* [AIM]: Transcribe the material exactly. Images do not belong in the copy.

* [RECORDS FOR THIS TASK]:
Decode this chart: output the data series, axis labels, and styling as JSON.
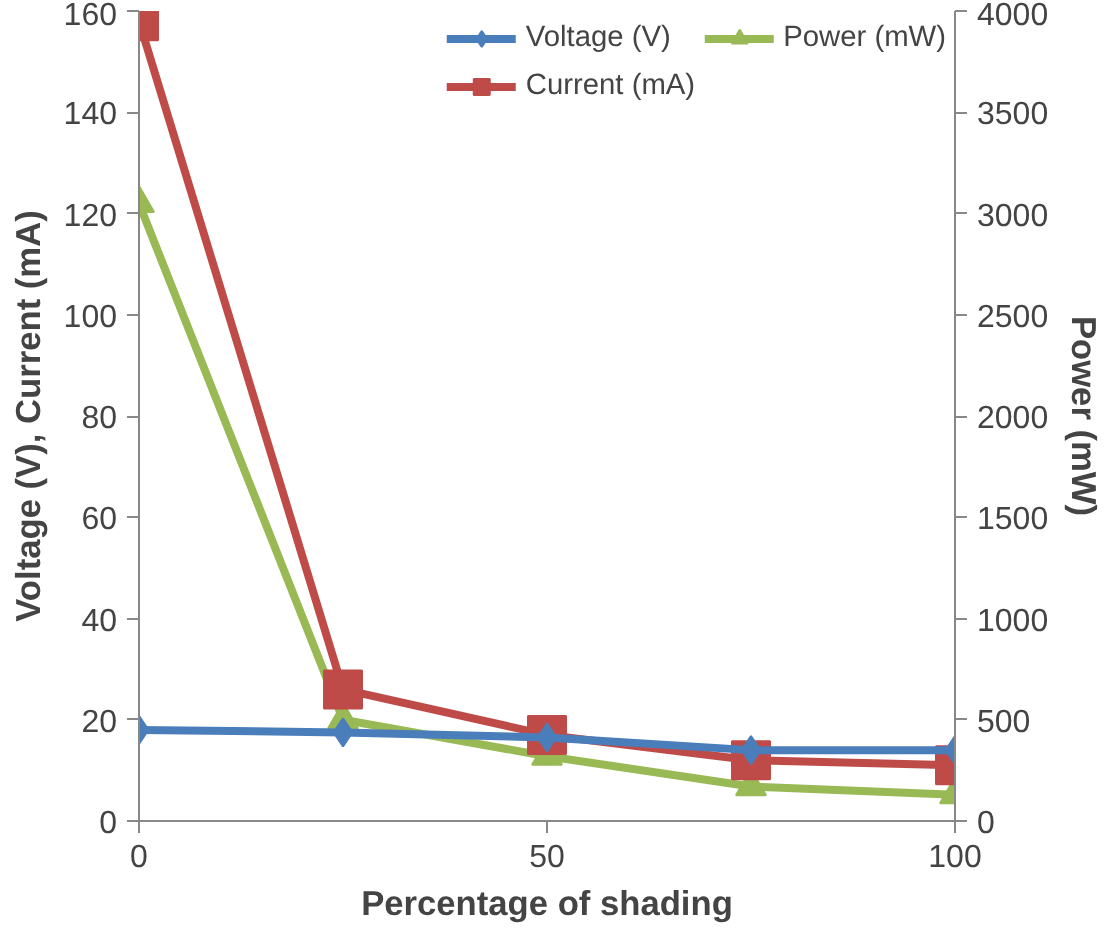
{
  "chart_data": {
    "type": "line",
    "xlabel": "Percentage of shading",
    "ylabel": "Voltage (V), Current (mA)",
    "y2label": "Power (mW)",
    "x": [
      0,
      25,
      50,
      75,
      100
    ],
    "xlim": [
      0,
      100
    ],
    "xticks": [
      0,
      50,
      100
    ],
    "ylim": [
      0,
      160
    ],
    "yticks": [
      0,
      20,
      40,
      60,
      80,
      100,
      120,
      140,
      160
    ],
    "y2lim": [
      0,
      4000
    ],
    "y2ticks": [
      0,
      500,
      1000,
      1500,
      2000,
      2500,
      3000,
      3500,
      4000
    ],
    "grid": false,
    "legend": "top",
    "series": [
      {
        "name": "Voltage (V)",
        "color": "#4a7ebb",
        "marker": "diamond",
        "values": [
          18,
          17.5,
          16.5,
          14,
          14
        ]
      },
      {
        "name": "Current (mA)",
        "color": "#be4b48",
        "marker": "square",
        "values": [
          158,
          26,
          17,
          12,
          11
        ]
      },
      {
        "name": "Power (mW)",
        "color": "#98b954",
        "marker": "triangle",
        "axis": "y2",
        "values": [
          3050,
          500,
          320,
          170,
          130
        ]
      }
    ]
  }
}
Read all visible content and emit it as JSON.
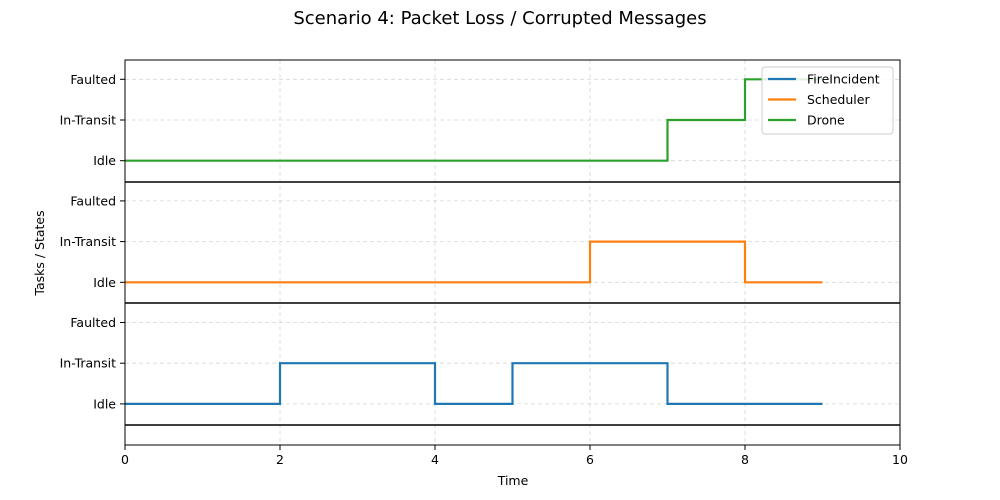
{
  "chart_data": {
    "type": "line",
    "title": "Scenario 4: Packet Loss / Corrupted Messages",
    "xlabel": "Time",
    "ylabel": "Tasks / States",
    "xlim": [
      0,
      10
    ],
    "x_ticks": [
      "0",
      "2",
      "4",
      "6",
      "8",
      "10"
    ],
    "x_tick_values": [
      0,
      2,
      4,
      6,
      8,
      10
    ],
    "state_levels": [
      "Idle",
      "In-Transit",
      "Faulted"
    ],
    "step_style": "post",
    "grid": true,
    "legend_position": "top-right",
    "series": [
      {
        "name": "FireIncident",
        "color": "#1f77b4",
        "lane": 0,
        "x": [
          0,
          2,
          4,
          5,
          7,
          9
        ],
        "states": [
          "Idle",
          "In-Transit",
          "Idle",
          "In-Transit",
          "Idle",
          "Idle"
        ]
      },
      {
        "name": "Scheduler",
        "color": "#ff7f0e",
        "lane": 1,
        "x": [
          0,
          6,
          8,
          9
        ],
        "states": [
          "Idle",
          "In-Transit",
          "Idle",
          "Idle"
        ]
      },
      {
        "name": "Drone",
        "color": "#2ca02c",
        "lane": 2,
        "x": [
          0,
          7,
          8,
          9
        ],
        "states": [
          "Idle",
          "In-Transit",
          "Faulted",
          "Faulted"
        ]
      }
    ]
  }
}
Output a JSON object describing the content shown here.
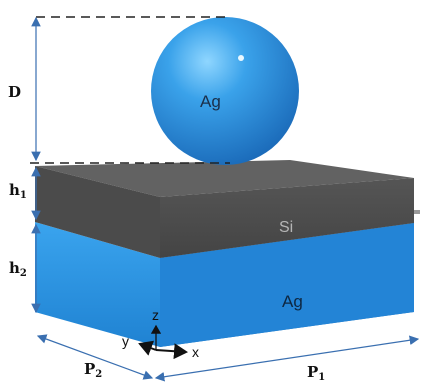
{
  "labels": {
    "sphere": "Ag",
    "middle_layer": "Si",
    "bottom_layer": "Ag",
    "distance": "D",
    "h1_base": "h",
    "h1_sub": "1",
    "h2_base": "h",
    "h2_sub": "2",
    "p1_base": "P",
    "p1_sub": "1",
    "p2_base": "P",
    "p2_sub": "2"
  },
  "axes": {
    "z": "z",
    "y": "y",
    "x": "x"
  },
  "colors": {
    "sphere": "#2f8fdf",
    "sphere_highlight": "#7fd0ff",
    "si_top": "#5f5f5f",
    "si_front": "#4a4a4a",
    "si_side": "#3a3a3a",
    "ag_front": "#2b90de",
    "ag_side": "#1f73bd",
    "dimension_line": "#3a6fb0"
  }
}
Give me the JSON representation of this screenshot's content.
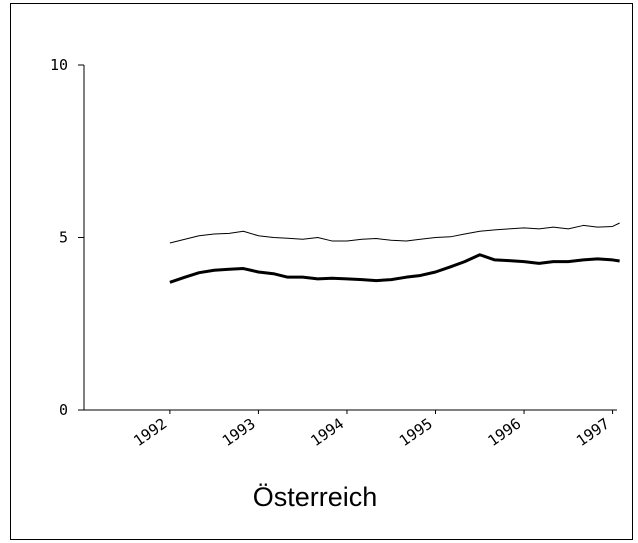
{
  "chart_data": {
    "type": "line",
    "title": "Österreich",
    "x": [
      1992,
      1992.17,
      1992.33,
      1992.5,
      1992.67,
      1992.83,
      1993,
      1993.17,
      1993.33,
      1993.5,
      1993.67,
      1993.83,
      1994,
      1994.17,
      1994.33,
      1994.5,
      1994.67,
      1994.83,
      1995,
      1995.17,
      1995.33,
      1995.5,
      1995.67,
      1995.83,
      1996,
      1996.17,
      1996.33,
      1996.5,
      1996.67,
      1996.83,
      1997,
      1997.08
    ],
    "series": [
      {
        "color": "#000000",
        "width": 1,
        "values": [
          4.84,
          4.95,
          5.05,
          5.1,
          5.12,
          5.18,
          5.05,
          5.0,
          4.98,
          4.95,
          5.0,
          4.9,
          4.9,
          4.95,
          4.97,
          4.92,
          4.9,
          4.95,
          5.0,
          5.02,
          5.1,
          5.18,
          5.22,
          5.25,
          5.28,
          5.25,
          5.3,
          5.25,
          5.35,
          5.3,
          5.32,
          5.42
        ]
      },
      {
        "color": "#000000",
        "width": 3,
        "values": [
          3.7,
          3.85,
          3.98,
          4.05,
          4.08,
          4.1,
          4.0,
          3.95,
          3.85,
          3.85,
          3.8,
          3.82,
          3.8,
          3.78,
          3.75,
          3.78,
          3.85,
          3.9,
          4.0,
          4.15,
          4.3,
          4.5,
          4.35,
          4.33,
          4.3,
          4.25,
          4.3,
          4.3,
          4.35,
          4.38,
          4.35,
          4.32
        ]
      }
    ],
    "xlim": [
      1991.03,
      1997.05
    ],
    "xticks": [
      1992,
      1993,
      1994,
      1995,
      1996,
      1997
    ],
    "ylim": [
      0,
      10
    ],
    "yticks": [
      0,
      5,
      10
    ]
  }
}
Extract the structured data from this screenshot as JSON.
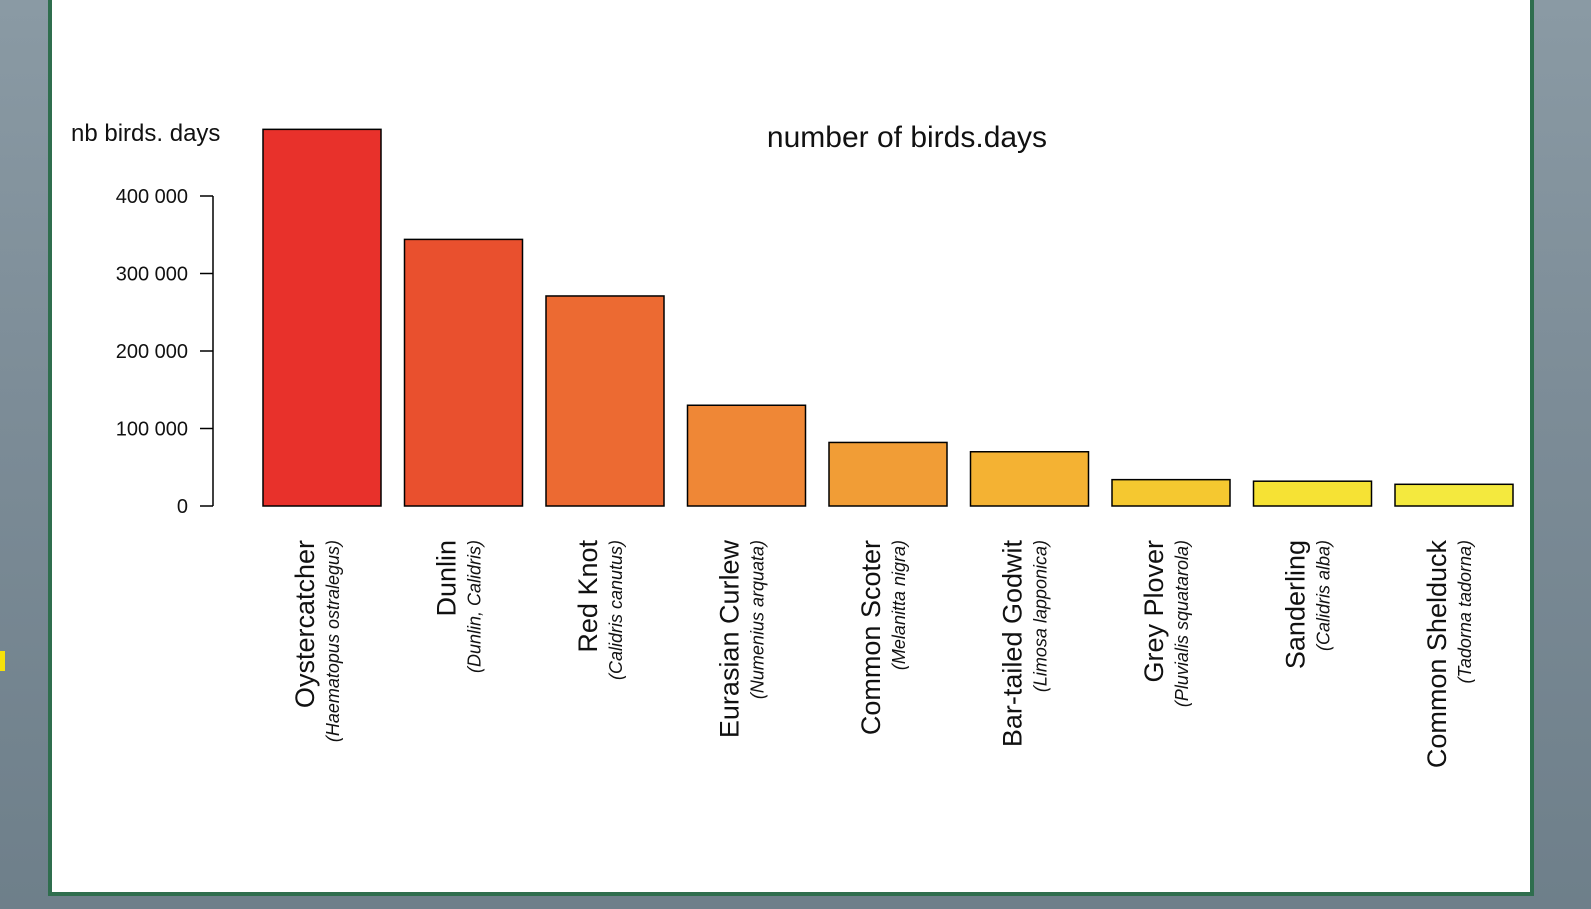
{
  "chart_data": {
    "type": "bar",
    "title": "number of birds.days",
    "ylabel": "nb birds. days",
    "xlabel": "",
    "ylim": [
      0,
      480000
    ],
    "yticks": [
      0,
      100000,
      200000,
      300000,
      400000
    ],
    "ytick_labels": [
      "0",
      "100 000",
      "200 000",
      "300 000",
      "400 000"
    ],
    "grid": false,
    "categories": [
      {
        "name": "Oystercatcher",
        "latin": "(Haematopus ostralegus)"
      },
      {
        "name": "Dunlin",
        "latin": "(Dunlin, Calidris)"
      },
      {
        "name": "Red Knot",
        "latin": "(Calidris canutus)"
      },
      {
        "name": "Eurasian Curlew",
        "latin": "(Numenius arquata)"
      },
      {
        "name": "Common Scoter",
        "latin": "(Melanitta nigra)"
      },
      {
        "name": "Bar-tailed Godwit",
        "latin": "(Limosa lapponica)"
      },
      {
        "name": "Grey Plover",
        "latin": "(Pluvialis squatarola)"
      },
      {
        "name": "Sanderling",
        "latin": "(Calidris alba)"
      },
      {
        "name": "Common Shelduck",
        "latin": "(Tadorna tadorna)"
      }
    ],
    "values": [
      486000,
      344000,
      271000,
      130000,
      82000,
      70000,
      34000,
      32000,
      28000
    ],
    "colors": [
      "#e8312b",
      "#e9502e",
      "#ec6a32",
      "#ef8736",
      "#f19d36",
      "#f4b233",
      "#f5c830",
      "#f6e234",
      "#f4e93e"
    ]
  }
}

* [ANSWER TO THE PROBLEM]:
Decode this chart: output the data series, axis labels, and styling as JSON.
{
  "chart_data": {
    "type": "line",
    "xlabel": "Percentage of shading",
    "ylabel": "Voltage (V), Current (mA)",
    "y2label": "Power (mW)",
    "x": [
      0,
      25,
      50,
      75,
      100
    ],
    "xlim": [
      0,
      100
    ],
    "xticks": [
      0,
      50,
      100
    ],
    "ylim": [
      0,
      160
    ],
    "yticks": [
      0,
      20,
      40,
      60,
      80,
      100,
      120,
      140,
      160
    ],
    "y2lim": [
      0,
      4000
    ],
    "y2ticks": [
      0,
      500,
      1000,
      1500,
      2000,
      2500,
      3000,
      3500,
      4000
    ],
    "grid": false,
    "legend": "top",
    "series": [
      {
        "name": "Voltage (V)",
        "color": "#4a7ebb",
        "marker": "diamond",
        "values": [
          18,
          17.5,
          16.5,
          14,
          14
        ]
      },
      {
        "name": "Current (mA)",
        "color": "#be4b48",
        "marker": "square",
        "values": [
          158,
          26,
          17,
          12,
          11
        ]
      },
      {
        "name": "Power (mW)",
        "color": "#98b954",
        "marker": "triangle",
        "axis": "y2",
        "values": [
          3050,
          500,
          320,
          170,
          130
        ]
      }
    ]
  }
}
Read all visible content and emit it as JSON.
{
  "chart_data": {
    "type": "line",
    "title": "Scenario 4: Packet Loss / Corrupted Messages",
    "xlabel": "Time",
    "ylabel": "Tasks / States",
    "xlim": [
      0,
      10
    ],
    "x_ticks": [
      "0",
      "2",
      "4",
      "6",
      "8",
      "10"
    ],
    "x_tick_values": [
      0,
      2,
      4,
      6,
      8,
      10
    ],
    "state_levels": [
      "Idle",
      "In-Transit",
      "Faulted"
    ],
    "step_style": "post",
    "grid": true,
    "legend_position": "top-right",
    "series": [
      {
        "name": "FireIncident",
        "color": "#1f77b4",
        "lane": 0,
        "x": [
          0,
          2,
          4,
          5,
          7,
          9
        ],
        "states": [
          "Idle",
          "In-Transit",
          "Idle",
          "In-Transit",
          "Idle",
          "Idle"
        ]
      },
      {
        "name": "Scheduler",
        "color": "#ff7f0e",
        "lane": 1,
        "x": [
          0,
          6,
          8,
          9
        ],
        "states": [
          "Idle",
          "In-Transit",
          "Idle",
          "Idle"
        ]
      },
      {
        "name": "Drone",
        "color": "#2ca02c",
        "lane": 2,
        "x": [
          0,
          7,
          8,
          9
        ],
        "states": [
          "Idle",
          "In-Transit",
          "Faulted",
          "Faulted"
        ]
      }
    ]
  }
}
Output a JSON object describing the content shown here.
{
  "labels": {
    "sphere": "Ag",
    "middle_layer": "Si",
    "bottom_layer": "Ag",
    "distance": "D",
    "h1_base": "h",
    "h1_sub": "1",
    "h2_base": "h",
    "h2_sub": "2",
    "p1_base": "P",
    "p1_sub": "1",
    "p2_base": "P",
    "p2_sub": "2"
  },
  "axes": {
    "z": "z",
    "y": "y",
    "x": "x"
  },
  "colors": {
    "sphere": "#2f8fdf",
    "sphere_highlight": "#7fd0ff",
    "si_top": "#5f5f5f",
    "si_front": "#4a4a4a",
    "si_side": "#3a3a3a",
    "ag_front": "#2b90de",
    "ag_side": "#1f73bd",
    "dimension_line": "#3a6fb0"
  }
}
Give me the JSON representation of this screenshot's content.
{
  "chart_data": {
    "type": "line",
    "title": "Österreich",
    "x": [
      1992,
      1992.17,
      1992.33,
      1992.5,
      1992.67,
      1992.83,
      1993,
      1993.17,
      1993.33,
      1993.5,
      1993.67,
      1993.83,
      1994,
      1994.17,
      1994.33,
      1994.5,
      1994.67,
      1994.83,
      1995,
      1995.17,
      1995.33,
      1995.5,
      1995.67,
      1995.83,
      1996,
      1996.17,
      1996.33,
      1996.5,
      1996.67,
      1996.83,
      1997,
      1997.08
    ],
    "series": [
      {
        "color": "#000000",
        "width": 1,
        "values": [
          4.84,
          4.95,
          5.05,
          5.1,
          5.12,
          5.18,
          5.05,
          5.0,
          4.98,
          4.95,
          5.0,
          4.9,
          4.9,
          4.95,
          4.97,
          4.92,
          4.9,
          4.95,
          5.0,
          5.02,
          5.1,
          5.18,
          5.22,
          5.25,
          5.28,
          5.25,
          5.3,
          5.25,
          5.35,
          5.3,
          5.32,
          5.42
        ]
      },
      {
        "color": "#000000",
        "width": 3,
        "values": [
          3.7,
          3.85,
          3.98,
          4.05,
          4.08,
          4.1,
          4.0,
          3.95,
          3.85,
          3.85,
          3.8,
          3.82,
          3.8,
          3.78,
          3.75,
          3.78,
          3.85,
          3.9,
          4.0,
          4.15,
          4.3,
          4.5,
          4.35,
          4.33,
          4.3,
          4.25,
          4.3,
          4.3,
          4.35,
          4.38,
          4.35,
          4.32
        ]
      }
    ],
    "xlim": [
      1991.03,
      1997.05
    ],
    "xticks": [
      1992,
      1993,
      1994,
      1995,
      1996,
      1997
    ],
    "ylim": [
      0,
      10
    ],
    "yticks": [
      0,
      5,
      10
    ]
  }
}
Extract the structured data from this screenshot as JSON.
{
  "chart_data": {
    "type": "bar",
    "title": "number of birds.days",
    "ylabel": "nb birds. days",
    "xlabel": "",
    "ylim": [
      0,
      480000
    ],
    "yticks": [
      0,
      100000,
      200000,
      300000,
      400000
    ],
    "ytick_labels": [
      "0",
      "100 000",
      "200 000",
      "300 000",
      "400 000"
    ],
    "grid": false,
    "categories": [
      {
        "name": "Oystercatcher",
        "latin": "(Haematopus ostralegus)"
      },
      {
        "name": "Dunlin",
        "latin": "(Dunlin, Calidris)"
      },
      {
        "name": "Red Knot",
        "latin": "(Calidris canutus)"
      },
      {
        "name": "Eurasian Curlew",
        "latin": "(Numenius arquata)"
      },
      {
        "name": "Common Scoter",
        "latin": "(Melanitta nigra)"
      },
      {
        "name": "Bar-tailed Godwit",
        "latin": "(Limosa lapponica)"
      },
      {
        "name": "Grey Plover",
        "latin": "(Pluvialis squatarola)"
      },
      {
        "name": "Sanderling",
        "latin": "(Calidris alba)"
      },
      {
        "name": "Common Shelduck",
        "latin": "(Tadorna tadorna)"
      }
    ],
    "values": [
      486000,
      344000,
      271000,
      130000,
      82000,
      70000,
      34000,
      32000,
      28000
    ],
    "colors": [
      "#e8312b",
      "#e9502e",
      "#ec6a32",
      "#ef8736",
      "#f19d36",
      "#f4b233",
      "#f5c830",
      "#f6e234",
      "#f4e93e"
    ]
  }
}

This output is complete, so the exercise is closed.